Saved data entries:

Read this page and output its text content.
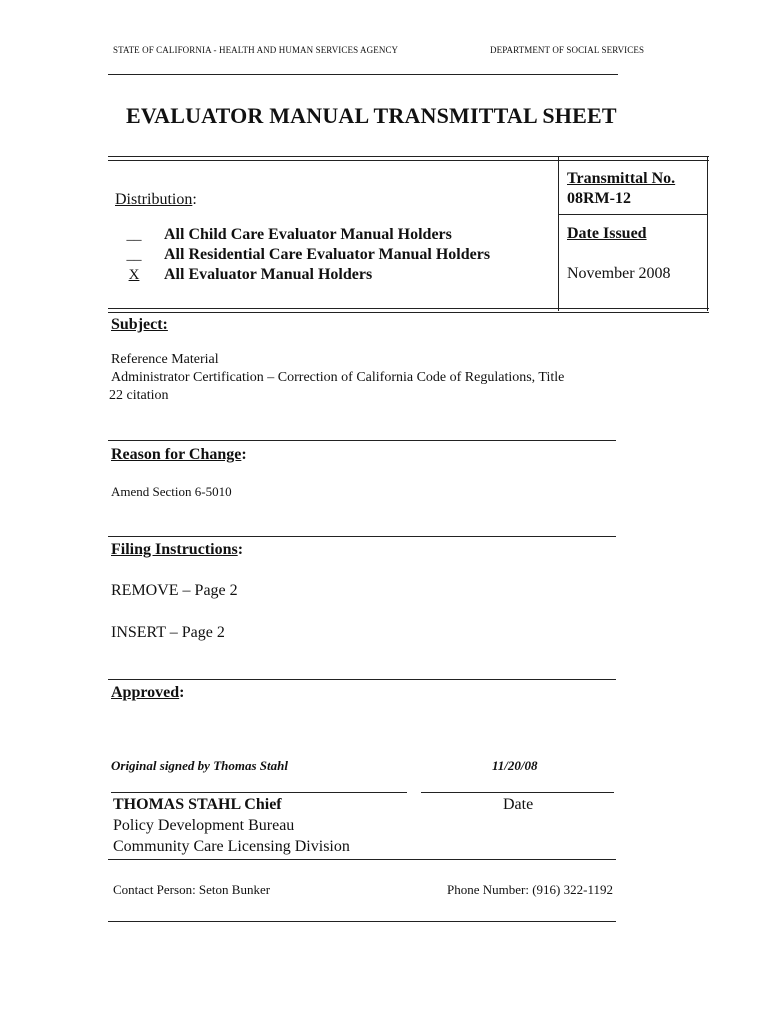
STATE OF CALIFORNIA - HEALTH AND HUMAN SERVICES AGENCY	DEPARTMENT OF SOCIAL SERVICES
EVALUATOR MANUAL TRANSMITTAL SHEET
Distribution:
__ All Child Care Evaluator Manual Holders
__ All Residential Care Evaluator Manual Holders
X All Evaluator Manual Holders
Transmittal No.
08RM-12
Date Issued
November 2008
Subject:
Reference Material
Administrator Certification – Correction of California Code of Regulations, Title
22 citation
Reason for Change:
Amend Section 6-5010
Filing Instructions:
REMOVE – Page 2
INSERT – Page 2
Approved:
Original signed by Thomas Stahl	11/20/08
THOMAS STAHL Chief	Date
Policy Development Bureau
Community Care Licensing Division
Contact Person: Seton Bunker	Phone Number: (916) 322-1192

| EXERCISE DETAILS |
Among the entries above, identify all lines with "Date" and copy them.

| ANSWER TO THIS EXERCISE |
Date Issued
THOMAS STAHL Chief	Date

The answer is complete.